What is needed
A verbatim reproduction of every entry is the expected answer.

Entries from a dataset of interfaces
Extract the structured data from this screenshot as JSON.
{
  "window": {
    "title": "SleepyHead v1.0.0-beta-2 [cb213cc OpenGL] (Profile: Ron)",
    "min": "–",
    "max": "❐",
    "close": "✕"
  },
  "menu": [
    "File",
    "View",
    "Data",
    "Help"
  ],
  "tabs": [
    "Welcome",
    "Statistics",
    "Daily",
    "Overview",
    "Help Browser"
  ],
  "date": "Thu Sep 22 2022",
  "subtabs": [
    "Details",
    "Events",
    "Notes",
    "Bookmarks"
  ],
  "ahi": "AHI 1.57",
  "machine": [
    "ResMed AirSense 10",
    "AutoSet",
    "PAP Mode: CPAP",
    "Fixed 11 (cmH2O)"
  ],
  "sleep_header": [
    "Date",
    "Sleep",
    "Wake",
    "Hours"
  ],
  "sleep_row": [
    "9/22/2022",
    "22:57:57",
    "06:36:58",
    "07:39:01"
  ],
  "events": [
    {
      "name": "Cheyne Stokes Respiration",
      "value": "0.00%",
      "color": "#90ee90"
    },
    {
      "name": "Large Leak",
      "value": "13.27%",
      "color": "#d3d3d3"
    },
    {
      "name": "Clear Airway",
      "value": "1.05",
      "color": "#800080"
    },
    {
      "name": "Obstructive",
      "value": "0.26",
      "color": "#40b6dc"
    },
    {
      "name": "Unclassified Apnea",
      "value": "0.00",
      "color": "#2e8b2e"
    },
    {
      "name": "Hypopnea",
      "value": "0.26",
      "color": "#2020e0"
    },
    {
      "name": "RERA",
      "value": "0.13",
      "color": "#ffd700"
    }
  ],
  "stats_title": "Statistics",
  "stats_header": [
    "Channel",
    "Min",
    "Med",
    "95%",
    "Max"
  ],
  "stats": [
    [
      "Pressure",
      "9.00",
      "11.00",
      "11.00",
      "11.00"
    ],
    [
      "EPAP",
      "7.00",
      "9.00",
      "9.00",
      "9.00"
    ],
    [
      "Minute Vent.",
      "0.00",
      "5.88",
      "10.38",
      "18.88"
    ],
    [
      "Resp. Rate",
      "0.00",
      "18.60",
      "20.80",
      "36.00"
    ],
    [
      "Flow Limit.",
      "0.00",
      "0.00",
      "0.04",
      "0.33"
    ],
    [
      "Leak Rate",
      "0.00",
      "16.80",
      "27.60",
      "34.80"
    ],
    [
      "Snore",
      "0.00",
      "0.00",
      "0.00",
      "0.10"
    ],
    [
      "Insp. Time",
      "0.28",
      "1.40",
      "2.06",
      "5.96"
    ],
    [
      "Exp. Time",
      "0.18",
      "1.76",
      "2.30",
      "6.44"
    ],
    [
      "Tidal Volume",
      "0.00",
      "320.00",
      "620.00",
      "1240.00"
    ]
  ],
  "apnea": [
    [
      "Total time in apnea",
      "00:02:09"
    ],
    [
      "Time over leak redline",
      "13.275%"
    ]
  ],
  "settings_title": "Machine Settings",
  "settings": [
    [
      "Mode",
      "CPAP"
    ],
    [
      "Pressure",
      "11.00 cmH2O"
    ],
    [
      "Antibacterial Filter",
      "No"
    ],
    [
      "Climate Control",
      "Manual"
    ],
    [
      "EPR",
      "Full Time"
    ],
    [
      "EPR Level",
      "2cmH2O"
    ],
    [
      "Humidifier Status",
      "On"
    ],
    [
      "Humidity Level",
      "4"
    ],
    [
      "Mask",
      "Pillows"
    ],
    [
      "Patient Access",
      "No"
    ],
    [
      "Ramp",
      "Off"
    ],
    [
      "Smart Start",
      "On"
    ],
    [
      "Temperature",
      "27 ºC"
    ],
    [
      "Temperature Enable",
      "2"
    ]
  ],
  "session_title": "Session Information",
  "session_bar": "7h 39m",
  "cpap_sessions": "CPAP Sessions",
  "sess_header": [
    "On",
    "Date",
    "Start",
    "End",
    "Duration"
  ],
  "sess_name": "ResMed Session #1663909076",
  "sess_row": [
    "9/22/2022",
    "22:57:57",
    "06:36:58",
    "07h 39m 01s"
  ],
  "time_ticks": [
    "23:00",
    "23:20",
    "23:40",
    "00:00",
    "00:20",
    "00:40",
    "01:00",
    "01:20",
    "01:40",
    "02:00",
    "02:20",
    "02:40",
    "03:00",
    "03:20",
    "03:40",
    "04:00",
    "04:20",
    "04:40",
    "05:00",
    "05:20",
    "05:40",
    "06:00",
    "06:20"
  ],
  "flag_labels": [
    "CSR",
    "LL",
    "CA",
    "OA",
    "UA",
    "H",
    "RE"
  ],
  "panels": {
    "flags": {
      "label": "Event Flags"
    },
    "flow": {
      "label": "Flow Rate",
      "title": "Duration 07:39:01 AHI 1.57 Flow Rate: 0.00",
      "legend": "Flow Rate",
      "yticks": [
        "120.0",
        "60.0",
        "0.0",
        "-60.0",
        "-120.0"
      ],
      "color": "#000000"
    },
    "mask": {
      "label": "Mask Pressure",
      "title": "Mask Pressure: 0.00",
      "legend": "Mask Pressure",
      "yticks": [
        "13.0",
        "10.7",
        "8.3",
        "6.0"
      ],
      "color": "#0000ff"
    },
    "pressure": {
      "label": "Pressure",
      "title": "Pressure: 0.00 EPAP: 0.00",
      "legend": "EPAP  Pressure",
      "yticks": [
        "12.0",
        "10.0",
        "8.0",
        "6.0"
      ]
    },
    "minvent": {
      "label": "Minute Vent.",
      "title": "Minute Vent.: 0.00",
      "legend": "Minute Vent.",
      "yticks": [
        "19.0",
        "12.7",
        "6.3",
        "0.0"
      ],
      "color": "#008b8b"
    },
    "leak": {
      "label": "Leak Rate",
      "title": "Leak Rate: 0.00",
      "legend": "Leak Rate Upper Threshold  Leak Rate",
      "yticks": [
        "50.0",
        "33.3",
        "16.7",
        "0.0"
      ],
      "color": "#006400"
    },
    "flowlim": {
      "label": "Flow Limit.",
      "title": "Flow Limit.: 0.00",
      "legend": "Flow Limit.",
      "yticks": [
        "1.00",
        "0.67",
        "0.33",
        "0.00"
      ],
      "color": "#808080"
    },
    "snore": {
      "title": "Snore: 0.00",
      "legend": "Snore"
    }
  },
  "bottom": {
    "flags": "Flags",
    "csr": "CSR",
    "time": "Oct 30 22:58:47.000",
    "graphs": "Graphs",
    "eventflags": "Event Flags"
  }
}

Solution to the exercise
Extract the structured data from this screenshot as JSON.
{
  "window": {
    "title": "SleepyHead v1.0.0-beta-2 [cb213cc OpenGL] (Profile: Ron)",
    "min": "–",
    "max": "❐",
    "close": "✕"
  },
  "menu": [
    "File",
    "View",
    "Data",
    "Help"
  ],
  "tabs": [
    "Welcome",
    "Statistics",
    "Daily",
    "Overview",
    "Help Browser"
  ],
  "date": "Thu Sep 22 2022",
  "subtabs": [
    "Details",
    "Events",
    "Notes",
    "Bookmarks"
  ],
  "ahi": "AHI 1.57",
  "machine": [
    "ResMed AirSense 10",
    "AutoSet",
    "PAP Mode: CPAP",
    "Fixed 11 (cmH2O)"
  ],
  "sleep_header": [
    "Date",
    "Sleep",
    "Wake",
    "Hours"
  ],
  "sleep_row": [
    "9/22/2022",
    "22:57:57",
    "06:36:58",
    "07:39:01"
  ],
  "events": [
    {
      "name": "Cheyne Stokes Respiration",
      "value": "0.00%",
      "color": "#90ee90"
    },
    {
      "name": "Large Leak",
      "value": "13.27%",
      "color": "#d3d3d3"
    },
    {
      "name": "Clear Airway",
      "value": "1.05",
      "color": "#800080"
    },
    {
      "name": "Obstructive",
      "value": "0.26",
      "color": "#40b6dc"
    },
    {
      "name": "Unclassified Apnea",
      "value": "0.00",
      "color": "#2e8b2e"
    },
    {
      "name": "Hypopnea",
      "value": "0.26",
      "color": "#2020e0"
    },
    {
      "name": "RERA",
      "value": "0.13",
      "color": "#ffd700"
    }
  ],
  "stats_title": "Statistics",
  "stats_header": [
    "Channel",
    "Min",
    "Med",
    "95%",
    "Max"
  ],
  "stats": [
    [
      "Pressure",
      "9.00",
      "11.00",
      "11.00",
      "11.00"
    ],
    [
      "EPAP",
      "7.00",
      "9.00",
      "9.00",
      "9.00"
    ],
    [
      "Minute Vent.",
      "0.00",
      "5.88",
      "10.38",
      "18.88"
    ],
    [
      "Resp. Rate",
      "0.00",
      "18.60",
      "20.80",
      "36.00"
    ],
    [
      "Flow Limit.",
      "0.00",
      "0.00",
      "0.04",
      "0.33"
    ],
    [
      "Leak Rate",
      "0.00",
      "16.80",
      "27.60",
      "34.80"
    ],
    [
      "Snore",
      "0.00",
      "0.00",
      "0.00",
      "0.10"
    ],
    [
      "Insp. Time",
      "0.28",
      "1.40",
      "2.06",
      "5.96"
    ],
    [
      "Exp. Time",
      "0.18",
      "1.76",
      "2.30",
      "6.44"
    ],
    [
      "Tidal Volume",
      "0.00",
      "320.00",
      "620.00",
      "1240.00"
    ]
  ],
  "apnea": [
    [
      "Total time in apnea",
      "00:02:09"
    ],
    [
      "Time over leak redline",
      "13.275%"
    ]
  ],
  "settings_title": "Machine Settings",
  "settings": [
    [
      "Mode",
      "CPAP"
    ],
    [
      "Pressure",
      "11.00 cmH2O"
    ],
    [
      "Antibacterial Filter",
      "No"
    ],
    [
      "Climate Control",
      "Manual"
    ],
    [
      "EPR",
      "Full Time"
    ],
    [
      "EPR Level",
      "2cmH2O"
    ],
    [
      "Humidifier Status",
      "On"
    ],
    [
      "Humidity Level",
      "4"
    ],
    [
      "Mask",
      "Pillows"
    ],
    [
      "Patient Access",
      "No"
    ],
    [
      "Ramp",
      "Off"
    ],
    [
      "Smart Start",
      "On"
    ],
    [
      "Temperature",
      "27 ºC"
    ],
    [
      "Temperature Enable",
      "2"
    ]
  ],
  "session_title": "Session Information",
  "session_bar": "7h 39m",
  "cpap_sessions": "CPAP Sessions",
  "sess_header": [
    "On",
    "Date",
    "Start",
    "End",
    "Duration"
  ],
  "sess_name": "ResMed Session #1663909076",
  "sess_row": [
    "9/22/2022",
    "22:57:57",
    "06:36:58",
    "07h 39m 01s"
  ],
  "time_ticks": [
    "23:00",
    "23:20",
    "23:40",
    "00:00",
    "00:20",
    "00:40",
    "01:00",
    "01:20",
    "01:40",
    "02:00",
    "02:20",
    "02:40",
    "03:00",
    "03:20",
    "03:40",
    "04:00",
    "04:20",
    "04:40",
    "05:00",
    "05:20",
    "05:40",
    "06:00",
    "06:20"
  ],
  "flag_labels": [
    "CSR",
    "LL",
    "CA",
    "OA",
    "UA",
    "H",
    "RE"
  ],
  "panels": {
    "flags": {
      "label": "Event Flags"
    },
    "flow": {
      "label": "Flow Rate",
      "title": "Duration 07:39:01 AHI 1.57 Flow Rate: 0.00",
      "legend": "Flow Rate",
      "yticks": [
        "120.0",
        "60.0",
        "0.0",
        "-60.0",
        "-120.0"
      ],
      "color": "#000000"
    },
    "mask": {
      "label": "Mask Pressure",
      "title": "Mask Pressure: 0.00",
      "legend": "Mask Pressure",
      "yticks": [
        "13.0",
        "10.7",
        "8.3",
        "6.0"
      ],
      "color": "#0000ff"
    },
    "pressure": {
      "label": "Pressure",
      "title": "Pressure: 0.00 EPAP: 0.00",
      "legend": "EPAP  Pressure",
      "yticks": [
        "12.0",
        "10.0",
        "8.0",
        "6.0"
      ]
    },
    "minvent": {
      "label": "Minute Vent.",
      "title": "Minute Vent.: 0.00",
      "legend": "Minute Vent.",
      "yticks": [
        "19.0",
        "12.7",
        "6.3",
        "0.0"
      ],
      "color": "#008b8b"
    },
    "leak": {
      "label": "Leak Rate",
      "title": "Leak Rate: 0.00",
      "legend": "Leak Rate Upper Threshold  Leak Rate",
      "yticks": [
        "50.0",
        "33.3",
        "16.7",
        "0.0"
      ],
      "color": "#006400"
    },
    "flowlim": {
      "label": "Flow Limit.",
      "title": "Flow Limit.: 0.00",
      "legend": "Flow Limit.",
      "yticks": [
        "1.00",
        "0.67",
        "0.33",
        "0.00"
      ],
      "color": "#808080"
    },
    "snore": {
      "title": "Snore: 0.00",
      "legend": "Snore"
    }
  },
  "bottom": {
    "flags": "Flags",
    "csr": "CSR",
    "time": "Oct 30 22:58:47.000",
    "graphs": "Graphs",
    "eventflags": "Event Flags"
  }
}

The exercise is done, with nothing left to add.